_Records from a data collection_
———

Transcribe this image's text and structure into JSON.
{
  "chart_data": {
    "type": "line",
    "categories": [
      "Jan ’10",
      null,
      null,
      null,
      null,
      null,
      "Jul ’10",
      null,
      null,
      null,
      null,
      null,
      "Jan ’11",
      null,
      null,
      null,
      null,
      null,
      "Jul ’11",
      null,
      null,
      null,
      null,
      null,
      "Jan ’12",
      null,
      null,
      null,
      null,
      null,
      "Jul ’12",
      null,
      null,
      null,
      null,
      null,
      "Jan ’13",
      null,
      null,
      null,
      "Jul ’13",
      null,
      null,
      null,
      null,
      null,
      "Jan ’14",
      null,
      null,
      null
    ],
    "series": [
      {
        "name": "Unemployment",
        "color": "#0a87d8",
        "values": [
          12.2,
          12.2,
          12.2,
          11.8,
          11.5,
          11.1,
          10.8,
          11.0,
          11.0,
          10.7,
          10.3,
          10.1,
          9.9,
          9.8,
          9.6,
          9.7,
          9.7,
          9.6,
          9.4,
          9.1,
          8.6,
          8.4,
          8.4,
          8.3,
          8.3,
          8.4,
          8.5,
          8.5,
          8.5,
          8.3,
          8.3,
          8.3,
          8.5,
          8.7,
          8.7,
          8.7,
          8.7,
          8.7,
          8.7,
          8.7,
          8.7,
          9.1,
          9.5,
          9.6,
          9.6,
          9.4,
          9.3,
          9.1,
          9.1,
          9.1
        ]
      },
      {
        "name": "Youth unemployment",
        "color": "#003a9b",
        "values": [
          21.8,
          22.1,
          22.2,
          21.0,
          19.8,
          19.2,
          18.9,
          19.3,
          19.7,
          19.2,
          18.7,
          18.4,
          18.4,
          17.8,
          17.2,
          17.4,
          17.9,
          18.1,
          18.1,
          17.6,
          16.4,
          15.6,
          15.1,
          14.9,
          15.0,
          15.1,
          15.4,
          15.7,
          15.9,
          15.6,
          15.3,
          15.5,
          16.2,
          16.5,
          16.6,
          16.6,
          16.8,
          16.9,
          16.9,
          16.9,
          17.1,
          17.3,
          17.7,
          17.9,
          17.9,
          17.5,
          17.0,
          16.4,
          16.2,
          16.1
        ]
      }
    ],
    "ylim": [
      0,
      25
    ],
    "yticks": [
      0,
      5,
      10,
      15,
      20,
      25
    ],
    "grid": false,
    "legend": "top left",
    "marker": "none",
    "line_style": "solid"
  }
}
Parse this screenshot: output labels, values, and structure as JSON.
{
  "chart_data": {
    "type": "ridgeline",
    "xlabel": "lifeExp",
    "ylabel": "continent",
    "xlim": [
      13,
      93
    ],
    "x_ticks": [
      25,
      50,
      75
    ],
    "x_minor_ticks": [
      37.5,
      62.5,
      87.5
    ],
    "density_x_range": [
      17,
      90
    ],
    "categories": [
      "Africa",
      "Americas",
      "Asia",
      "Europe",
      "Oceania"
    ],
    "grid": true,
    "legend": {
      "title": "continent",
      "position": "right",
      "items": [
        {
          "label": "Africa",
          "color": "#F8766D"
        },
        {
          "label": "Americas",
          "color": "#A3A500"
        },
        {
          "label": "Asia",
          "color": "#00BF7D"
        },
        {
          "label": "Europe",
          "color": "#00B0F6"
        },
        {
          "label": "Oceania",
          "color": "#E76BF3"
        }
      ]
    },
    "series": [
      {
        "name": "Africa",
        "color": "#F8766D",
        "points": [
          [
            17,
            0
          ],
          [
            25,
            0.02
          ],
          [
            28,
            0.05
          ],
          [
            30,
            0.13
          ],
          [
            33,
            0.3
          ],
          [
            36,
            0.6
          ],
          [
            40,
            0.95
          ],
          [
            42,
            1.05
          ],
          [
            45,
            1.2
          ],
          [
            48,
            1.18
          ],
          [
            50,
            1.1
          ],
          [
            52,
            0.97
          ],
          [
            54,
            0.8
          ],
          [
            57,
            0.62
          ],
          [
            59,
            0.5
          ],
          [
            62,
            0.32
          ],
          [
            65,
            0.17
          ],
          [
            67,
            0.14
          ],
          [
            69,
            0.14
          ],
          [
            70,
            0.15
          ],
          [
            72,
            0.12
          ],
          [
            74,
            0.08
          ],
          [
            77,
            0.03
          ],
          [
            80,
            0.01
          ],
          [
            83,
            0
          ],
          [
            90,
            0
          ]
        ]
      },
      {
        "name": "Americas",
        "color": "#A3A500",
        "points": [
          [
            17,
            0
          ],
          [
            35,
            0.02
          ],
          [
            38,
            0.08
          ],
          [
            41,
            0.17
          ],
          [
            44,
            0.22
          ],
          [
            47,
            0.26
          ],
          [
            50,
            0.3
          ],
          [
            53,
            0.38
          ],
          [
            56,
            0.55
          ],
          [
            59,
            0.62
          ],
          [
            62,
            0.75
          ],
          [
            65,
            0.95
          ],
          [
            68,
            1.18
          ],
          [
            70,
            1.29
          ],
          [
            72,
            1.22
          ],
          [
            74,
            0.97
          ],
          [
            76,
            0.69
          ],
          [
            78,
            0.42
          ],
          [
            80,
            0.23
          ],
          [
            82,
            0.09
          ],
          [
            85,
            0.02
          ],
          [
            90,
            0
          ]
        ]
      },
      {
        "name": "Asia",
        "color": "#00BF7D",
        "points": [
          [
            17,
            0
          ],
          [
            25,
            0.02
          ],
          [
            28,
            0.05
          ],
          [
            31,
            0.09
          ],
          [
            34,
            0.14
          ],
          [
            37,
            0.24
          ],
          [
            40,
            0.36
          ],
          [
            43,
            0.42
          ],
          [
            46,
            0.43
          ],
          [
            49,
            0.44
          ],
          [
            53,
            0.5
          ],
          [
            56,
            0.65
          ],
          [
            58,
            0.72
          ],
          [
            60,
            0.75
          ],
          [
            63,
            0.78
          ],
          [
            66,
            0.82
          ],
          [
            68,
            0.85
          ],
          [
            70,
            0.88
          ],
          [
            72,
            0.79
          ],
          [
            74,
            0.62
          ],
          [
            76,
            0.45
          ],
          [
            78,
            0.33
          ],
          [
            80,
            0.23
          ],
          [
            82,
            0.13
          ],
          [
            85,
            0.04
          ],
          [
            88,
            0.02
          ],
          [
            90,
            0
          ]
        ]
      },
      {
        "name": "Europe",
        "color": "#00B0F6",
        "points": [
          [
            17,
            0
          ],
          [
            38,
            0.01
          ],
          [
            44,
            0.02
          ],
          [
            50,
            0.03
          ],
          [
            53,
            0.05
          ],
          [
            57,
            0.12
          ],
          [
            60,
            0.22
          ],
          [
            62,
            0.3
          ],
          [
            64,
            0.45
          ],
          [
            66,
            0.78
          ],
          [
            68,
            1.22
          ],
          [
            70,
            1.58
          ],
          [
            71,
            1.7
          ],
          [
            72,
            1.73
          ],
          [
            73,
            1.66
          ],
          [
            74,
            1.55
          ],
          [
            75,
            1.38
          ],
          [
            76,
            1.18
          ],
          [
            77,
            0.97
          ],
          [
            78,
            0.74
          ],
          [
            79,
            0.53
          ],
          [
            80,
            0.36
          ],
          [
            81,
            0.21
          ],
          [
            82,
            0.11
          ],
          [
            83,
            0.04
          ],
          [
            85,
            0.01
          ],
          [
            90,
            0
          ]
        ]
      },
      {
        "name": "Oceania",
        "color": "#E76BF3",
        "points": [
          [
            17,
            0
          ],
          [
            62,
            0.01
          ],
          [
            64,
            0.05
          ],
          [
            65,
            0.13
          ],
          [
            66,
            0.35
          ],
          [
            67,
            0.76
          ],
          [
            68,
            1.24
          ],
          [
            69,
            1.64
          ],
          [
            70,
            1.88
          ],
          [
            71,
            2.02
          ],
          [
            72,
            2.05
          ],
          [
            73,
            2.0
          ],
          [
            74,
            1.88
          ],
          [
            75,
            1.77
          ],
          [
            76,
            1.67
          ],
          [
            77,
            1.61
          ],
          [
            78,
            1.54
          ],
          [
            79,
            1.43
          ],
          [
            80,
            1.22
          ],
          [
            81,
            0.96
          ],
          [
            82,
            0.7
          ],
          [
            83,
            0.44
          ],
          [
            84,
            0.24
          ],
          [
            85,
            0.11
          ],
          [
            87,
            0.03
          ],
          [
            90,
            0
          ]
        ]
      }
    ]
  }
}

———

_Given exercise_
Find every line in the records above that holds the word "structure", and copy each one.

_Answer for this exercise_
Transcribe this image's text and structure into JSON.
Parse this screenshot: output labels, values, and structure as JSON.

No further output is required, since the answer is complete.